## [Your instructions]
Exactly reproduce the lines that follow.

(A block of data)
--*--

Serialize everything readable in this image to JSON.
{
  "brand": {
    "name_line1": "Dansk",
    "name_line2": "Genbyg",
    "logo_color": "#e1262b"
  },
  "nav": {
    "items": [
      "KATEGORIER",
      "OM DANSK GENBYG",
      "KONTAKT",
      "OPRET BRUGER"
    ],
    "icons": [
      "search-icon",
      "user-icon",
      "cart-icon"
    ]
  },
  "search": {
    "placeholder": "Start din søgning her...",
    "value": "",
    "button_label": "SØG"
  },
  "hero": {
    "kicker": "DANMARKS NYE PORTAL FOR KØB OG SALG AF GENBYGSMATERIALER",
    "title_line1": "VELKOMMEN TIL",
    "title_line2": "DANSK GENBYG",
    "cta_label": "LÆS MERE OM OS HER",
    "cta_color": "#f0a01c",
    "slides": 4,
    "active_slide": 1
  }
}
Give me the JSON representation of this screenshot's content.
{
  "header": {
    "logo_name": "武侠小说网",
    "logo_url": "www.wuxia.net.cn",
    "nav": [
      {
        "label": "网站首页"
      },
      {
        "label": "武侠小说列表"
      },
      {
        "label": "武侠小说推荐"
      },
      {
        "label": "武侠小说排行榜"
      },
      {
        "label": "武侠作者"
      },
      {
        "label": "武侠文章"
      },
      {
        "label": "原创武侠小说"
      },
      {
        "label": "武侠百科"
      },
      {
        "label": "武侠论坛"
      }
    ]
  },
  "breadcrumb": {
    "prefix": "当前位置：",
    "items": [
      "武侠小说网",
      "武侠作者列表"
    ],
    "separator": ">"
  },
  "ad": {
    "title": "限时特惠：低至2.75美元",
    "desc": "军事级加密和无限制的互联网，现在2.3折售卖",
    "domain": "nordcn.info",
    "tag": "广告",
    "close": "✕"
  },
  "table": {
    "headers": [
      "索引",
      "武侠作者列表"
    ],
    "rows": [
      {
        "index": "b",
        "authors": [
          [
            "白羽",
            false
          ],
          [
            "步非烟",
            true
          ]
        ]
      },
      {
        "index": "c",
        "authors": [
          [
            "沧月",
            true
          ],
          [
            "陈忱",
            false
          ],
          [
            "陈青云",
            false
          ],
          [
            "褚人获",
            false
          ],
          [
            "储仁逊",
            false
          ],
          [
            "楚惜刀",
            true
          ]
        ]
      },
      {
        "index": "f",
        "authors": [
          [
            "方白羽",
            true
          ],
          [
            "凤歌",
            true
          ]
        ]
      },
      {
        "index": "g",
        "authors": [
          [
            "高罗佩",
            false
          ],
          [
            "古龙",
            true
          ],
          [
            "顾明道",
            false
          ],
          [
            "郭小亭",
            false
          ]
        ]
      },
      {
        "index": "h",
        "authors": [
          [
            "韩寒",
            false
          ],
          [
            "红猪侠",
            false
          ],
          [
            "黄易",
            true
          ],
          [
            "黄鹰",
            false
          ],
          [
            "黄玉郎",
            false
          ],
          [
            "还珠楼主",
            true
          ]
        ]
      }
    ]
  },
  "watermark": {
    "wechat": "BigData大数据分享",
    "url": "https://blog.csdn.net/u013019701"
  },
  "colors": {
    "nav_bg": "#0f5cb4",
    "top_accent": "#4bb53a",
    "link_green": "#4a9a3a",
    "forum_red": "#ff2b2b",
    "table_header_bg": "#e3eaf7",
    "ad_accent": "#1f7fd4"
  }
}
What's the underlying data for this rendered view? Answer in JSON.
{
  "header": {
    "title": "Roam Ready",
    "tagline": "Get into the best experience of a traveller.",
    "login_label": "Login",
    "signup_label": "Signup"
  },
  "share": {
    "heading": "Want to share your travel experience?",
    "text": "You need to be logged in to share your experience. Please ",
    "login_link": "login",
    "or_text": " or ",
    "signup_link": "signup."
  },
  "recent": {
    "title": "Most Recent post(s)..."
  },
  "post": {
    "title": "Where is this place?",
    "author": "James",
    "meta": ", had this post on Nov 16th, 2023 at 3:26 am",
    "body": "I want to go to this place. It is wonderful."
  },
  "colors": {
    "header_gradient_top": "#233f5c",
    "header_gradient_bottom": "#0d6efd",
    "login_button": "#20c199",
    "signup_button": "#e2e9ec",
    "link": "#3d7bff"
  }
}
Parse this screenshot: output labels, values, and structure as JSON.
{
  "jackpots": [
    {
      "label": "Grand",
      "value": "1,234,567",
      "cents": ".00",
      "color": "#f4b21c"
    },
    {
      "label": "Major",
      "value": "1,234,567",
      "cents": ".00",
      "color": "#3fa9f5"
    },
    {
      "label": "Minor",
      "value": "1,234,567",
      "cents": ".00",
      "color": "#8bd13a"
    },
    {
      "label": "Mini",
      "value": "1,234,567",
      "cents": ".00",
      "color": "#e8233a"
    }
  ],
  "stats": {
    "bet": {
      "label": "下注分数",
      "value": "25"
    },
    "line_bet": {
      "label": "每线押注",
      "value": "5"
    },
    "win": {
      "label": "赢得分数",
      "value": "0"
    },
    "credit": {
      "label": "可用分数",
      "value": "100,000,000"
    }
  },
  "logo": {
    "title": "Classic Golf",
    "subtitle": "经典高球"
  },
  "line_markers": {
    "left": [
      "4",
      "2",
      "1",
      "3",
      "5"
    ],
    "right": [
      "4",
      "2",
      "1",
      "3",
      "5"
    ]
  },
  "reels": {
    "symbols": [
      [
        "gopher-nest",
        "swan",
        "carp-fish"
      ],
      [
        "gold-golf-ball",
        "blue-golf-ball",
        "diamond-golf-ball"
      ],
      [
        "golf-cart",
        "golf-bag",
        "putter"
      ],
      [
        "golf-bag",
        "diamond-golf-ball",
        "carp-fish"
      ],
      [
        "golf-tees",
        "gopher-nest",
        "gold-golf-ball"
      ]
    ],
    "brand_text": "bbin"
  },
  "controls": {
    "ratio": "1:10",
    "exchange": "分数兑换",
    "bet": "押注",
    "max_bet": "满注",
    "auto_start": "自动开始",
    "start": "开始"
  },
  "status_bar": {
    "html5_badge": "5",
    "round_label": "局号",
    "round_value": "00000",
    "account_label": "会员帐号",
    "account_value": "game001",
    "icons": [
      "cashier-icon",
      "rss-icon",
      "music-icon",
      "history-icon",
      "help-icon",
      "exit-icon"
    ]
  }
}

--*--

## [Task output]
Serialize everything readable in this image to JSON.
{
  "brand": {
    "name_line1": "Dansk",
    "name_line2": "Genbyg",
    "logo_color": "#e1262b"
  },
  "nav": {
    "items": [
      "KATEGORIER",
      "OM DANSK GENBYG",
      "KONTAKT",
      "OPRET BRUGER"
    ],
    "icons": [
      "search-icon",
      "user-icon",
      "cart-icon"
    ]
  },
  "search": {
    "placeholder": "Start din søgning her...",
    "value": "",
    "button_label": "SØG"
  },
  "hero": {
    "kicker": "DANMARKS NYE PORTAL FOR KØB OG SALG AF GENBYGSMATERIALER",
    "title_line1": "VELKOMMEN TIL",
    "title_line2": "DANSK GENBYG",
    "cta_label": "LÆS MERE OM OS HER",
    "cta_color": "#f0a01c",
    "slides": 4,
    "active_slide": 1
  }
}
Give me the JSON representation of this screenshot's content.
{
  "header": {
    "logo_name": "武侠小说网",
    "logo_url": "www.wuxia.net.cn",
    "nav": [
      {
        "label": "网站首页"
      },
      {
        "label": "武侠小说列表"
      },
      {
        "label": "武侠小说推荐"
      },
      {
        "label": "武侠小说排行榜"
      },
      {
        "label": "武侠作者"
      },
      {
        "label": "武侠文章"
      },
      {
        "label": "原创武侠小说"
      },
      {
        "label": "武侠百科"
      },
      {
        "label": "武侠论坛"
      }
    ]
  },
  "breadcrumb": {
    "prefix": "当前位置：",
    "items": [
      "武侠小说网",
      "武侠作者列表"
    ],
    "separator": ">"
  },
  "ad": {
    "title": "限时特惠：低至2.75美元",
    "desc": "军事级加密和无限制的互联网，现在2.3折售卖",
    "domain": "nordcn.info",
    "tag": "广告",
    "close": "✕"
  },
  "table": {
    "headers": [
      "索引",
      "武侠作者列表"
    ],
    "rows": [
      {
        "index": "b",
        "authors": [
          [
            "白羽",
            false
          ],
          [
            "步非烟",
            true
          ]
        ]
      },
      {
        "index": "c",
        "authors": [
          [
            "沧月",
            true
          ],
          [
            "陈忱",
            false
          ],
          [
            "陈青云",
            false
          ],
          [
            "褚人获",
            false
          ],
          [
            "储仁逊",
            false
          ],
          [
            "楚惜刀",
            true
          ]
        ]
      },
      {
        "index": "f",
        "authors": [
          [
            "方白羽",
            true
          ],
          [
            "凤歌",
            true
          ]
        ]
      },
      {
        "index": "g",
        "authors": [
          [
            "高罗佩",
            false
          ],
          [
            "古龙",
            true
          ],
          [
            "顾明道",
            false
          ],
          [
            "郭小亭",
            false
          ]
        ]
      },
      {
        "index": "h",
        "authors": [
          [
            "韩寒",
            false
          ],
          [
            "红猪侠",
            false
          ],
          [
            "黄易",
            true
          ],
          [
            "黄鹰",
            false
          ],
          [
            "黄玉郎",
            false
          ],
          [
            "还珠楼主",
            true
          ]
        ]
      }
    ]
  },
  "watermark": {
    "wechat": "BigData大数据分享",
    "url": "https://blog.csdn.net/u013019701"
  },
  "colors": {
    "nav_bg": "#0f5cb4",
    "top_accent": "#4bb53a",
    "link_green": "#4a9a3a",
    "forum_red": "#ff2b2b",
    "table_header_bg": "#e3eaf7",
    "ad_accent": "#1f7fd4"
  }
}
What's the underlying data for this rendered view? Answer in JSON.
{
  "header": {
    "title": "Roam Ready",
    "tagline": "Get into the best experience of a traveller.",
    "login_label": "Login",
    "signup_label": "Signup"
  },
  "share": {
    "heading": "Want to share your travel experience?",
    "text": "You need to be logged in to share your experience. Please ",
    "login_link": "login",
    "or_text": " or ",
    "signup_link": "signup."
  },
  "recent": {
    "title": "Most Recent post(s)..."
  },
  "post": {
    "title": "Where is this place?",
    "author": "James",
    "meta": ", had this post on Nov 16th, 2023 at 3:26 am",
    "body": "I want to go to this place. It is wonderful."
  },
  "colors": {
    "header_gradient_top": "#233f5c",
    "header_gradient_bottom": "#0d6efd",
    "login_button": "#20c199",
    "signup_button": "#e2e9ec",
    "link": "#3d7bff"
  }
}
Parse this screenshot: output labels, values, and structure as JSON.
{
  "jackpots": [
    {
      "label": "Grand",
      "value": "1,234,567",
      "cents": ".00",
      "color": "#f4b21c"
    },
    {
      "label": "Major",
      "value": "1,234,567",
      "cents": ".00",
      "color": "#3fa9f5"
    },
    {
      "label": "Minor",
      "value": "1,234,567",
      "cents": ".00",
      "color": "#8bd13a"
    },
    {
      "label": "Mini",
      "value": "1,234,567",
      "cents": ".00",
      "color": "#e8233a"
    }
  ],
  "stats": {
    "bet": {
      "label": "下注分数",
      "value": "25"
    },
    "line_bet": {
      "label": "每线押注",
      "value": "5"
    },
    "win": {
      "label": "赢得分数",
      "value": "0"
    },
    "credit": {
      "label": "可用分数",
      "value": "100,000,000"
    }
  },
  "logo": {
    "title": "Classic Golf",
    "subtitle": "经典高球"
  },
  "line_markers": {
    "left": [
      "4",
      "2",
      "1",
      "3",
      "5"
    ],
    "right": [
      "4",
      "2",
      "1",
      "3",
      "5"
    ]
  },
  "reels": {
    "symbols": [
      [
        "gopher-nest",
        "swan",
        "carp-fish"
      ],
      [
        "gold-golf-ball",
        "blue-golf-ball",
        "diamond-golf-ball"
      ],
      [
        "golf-cart",
        "golf-bag",
        "putter"
      ],
      [
        "golf-bag",
        "diamond-golf-ball",
        "carp-fish"
      ],
      [
        "golf-tees",
        "gopher-nest",
        "gold-golf-ball"
      ]
    ],
    "brand_text": "bbin"
  },
  "controls": {
    "ratio": "1:10",
    "exchange": "分数兑换",
    "bet": "押注",
    "max_bet": "满注",
    "auto_start": "自动开始",
    "start": "开始"
  },
  "status_bar": {
    "html5_badge": "5",
    "round_label": "局号",
    "round_value": "00000",
    "account_label": "会员帐号",
    "account_value": "game001",
    "icons": [
      "cashier-icon",
      "rss-icon",
      "music-icon",
      "history-icon",
      "help-icon",
      "exit-icon"
    ]
  }
}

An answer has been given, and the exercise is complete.